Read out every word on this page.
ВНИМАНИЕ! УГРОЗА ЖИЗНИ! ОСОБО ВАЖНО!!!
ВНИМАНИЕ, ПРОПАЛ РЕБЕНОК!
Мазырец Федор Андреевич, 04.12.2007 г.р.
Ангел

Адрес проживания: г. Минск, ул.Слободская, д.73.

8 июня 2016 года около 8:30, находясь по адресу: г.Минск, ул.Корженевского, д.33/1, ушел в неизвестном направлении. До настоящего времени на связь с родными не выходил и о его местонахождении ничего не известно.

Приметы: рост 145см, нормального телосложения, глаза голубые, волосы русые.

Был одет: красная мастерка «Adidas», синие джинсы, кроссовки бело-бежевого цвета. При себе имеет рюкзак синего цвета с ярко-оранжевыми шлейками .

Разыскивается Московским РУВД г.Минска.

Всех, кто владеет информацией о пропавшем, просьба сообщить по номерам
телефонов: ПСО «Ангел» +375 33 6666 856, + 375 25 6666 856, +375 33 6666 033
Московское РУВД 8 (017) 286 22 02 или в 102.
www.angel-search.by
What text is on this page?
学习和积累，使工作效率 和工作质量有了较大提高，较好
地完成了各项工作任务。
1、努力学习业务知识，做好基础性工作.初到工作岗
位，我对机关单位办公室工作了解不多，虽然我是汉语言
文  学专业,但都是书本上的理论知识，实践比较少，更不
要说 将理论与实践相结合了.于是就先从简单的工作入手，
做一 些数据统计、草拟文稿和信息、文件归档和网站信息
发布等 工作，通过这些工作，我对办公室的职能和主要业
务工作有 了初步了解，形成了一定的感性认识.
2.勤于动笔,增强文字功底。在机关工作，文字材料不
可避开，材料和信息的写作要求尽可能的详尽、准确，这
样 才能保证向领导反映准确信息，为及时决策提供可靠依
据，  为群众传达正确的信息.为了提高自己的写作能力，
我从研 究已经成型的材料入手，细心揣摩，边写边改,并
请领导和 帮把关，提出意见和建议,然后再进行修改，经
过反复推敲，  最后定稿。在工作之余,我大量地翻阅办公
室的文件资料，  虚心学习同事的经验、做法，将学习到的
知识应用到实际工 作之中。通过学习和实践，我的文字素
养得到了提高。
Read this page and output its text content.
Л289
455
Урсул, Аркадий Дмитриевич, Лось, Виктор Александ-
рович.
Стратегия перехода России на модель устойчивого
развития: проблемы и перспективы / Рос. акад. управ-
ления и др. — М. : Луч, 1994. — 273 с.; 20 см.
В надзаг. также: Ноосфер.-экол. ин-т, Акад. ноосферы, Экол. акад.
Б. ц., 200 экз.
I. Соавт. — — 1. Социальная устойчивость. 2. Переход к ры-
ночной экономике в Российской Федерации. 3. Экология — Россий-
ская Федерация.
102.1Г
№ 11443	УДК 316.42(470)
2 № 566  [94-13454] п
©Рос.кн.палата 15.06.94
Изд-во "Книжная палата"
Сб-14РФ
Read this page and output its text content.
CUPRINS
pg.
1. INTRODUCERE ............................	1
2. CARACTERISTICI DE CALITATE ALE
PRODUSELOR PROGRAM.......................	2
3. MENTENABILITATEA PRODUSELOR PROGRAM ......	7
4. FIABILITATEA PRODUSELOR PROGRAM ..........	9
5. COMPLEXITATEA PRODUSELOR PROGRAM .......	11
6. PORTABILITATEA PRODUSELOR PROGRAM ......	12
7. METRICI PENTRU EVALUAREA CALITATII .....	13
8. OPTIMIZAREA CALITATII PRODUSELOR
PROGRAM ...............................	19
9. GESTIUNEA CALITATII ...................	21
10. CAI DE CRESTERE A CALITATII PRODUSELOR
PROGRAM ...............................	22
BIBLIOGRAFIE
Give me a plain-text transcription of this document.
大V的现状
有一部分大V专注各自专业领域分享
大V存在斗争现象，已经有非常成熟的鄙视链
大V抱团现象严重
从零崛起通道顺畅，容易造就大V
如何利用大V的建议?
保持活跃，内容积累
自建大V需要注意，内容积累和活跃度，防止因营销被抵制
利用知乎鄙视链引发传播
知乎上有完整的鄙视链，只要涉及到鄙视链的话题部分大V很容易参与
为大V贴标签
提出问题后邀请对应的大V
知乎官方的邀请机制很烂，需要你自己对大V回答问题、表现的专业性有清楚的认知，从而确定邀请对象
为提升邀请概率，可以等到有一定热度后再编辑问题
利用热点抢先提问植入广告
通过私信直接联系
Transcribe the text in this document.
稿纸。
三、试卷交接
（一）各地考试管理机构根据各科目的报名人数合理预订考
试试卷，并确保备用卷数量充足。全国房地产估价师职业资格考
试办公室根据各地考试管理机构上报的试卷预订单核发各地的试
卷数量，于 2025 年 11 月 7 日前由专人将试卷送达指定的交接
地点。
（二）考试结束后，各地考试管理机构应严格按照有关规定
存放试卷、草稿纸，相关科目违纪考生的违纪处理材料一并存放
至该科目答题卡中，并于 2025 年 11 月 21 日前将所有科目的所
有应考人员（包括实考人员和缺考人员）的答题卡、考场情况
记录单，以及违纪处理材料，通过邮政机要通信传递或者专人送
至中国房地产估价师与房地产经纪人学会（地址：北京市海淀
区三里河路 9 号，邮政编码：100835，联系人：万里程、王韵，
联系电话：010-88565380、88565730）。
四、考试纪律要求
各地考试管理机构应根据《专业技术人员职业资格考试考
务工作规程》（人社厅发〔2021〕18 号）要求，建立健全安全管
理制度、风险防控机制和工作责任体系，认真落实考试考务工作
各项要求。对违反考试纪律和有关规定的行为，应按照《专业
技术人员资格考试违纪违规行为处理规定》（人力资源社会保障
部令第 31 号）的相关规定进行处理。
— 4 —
━━━━━━━━━━━━━━━━━━━━━━━━━━━━━━
* Problem statement *
Where a line of the material above holds the string "РУВД", copy that line.

* Finished task *
Разыскивается Московским РУВД г.Минска.
Московское РУВД 8 (017) 286 22 02 или в 102.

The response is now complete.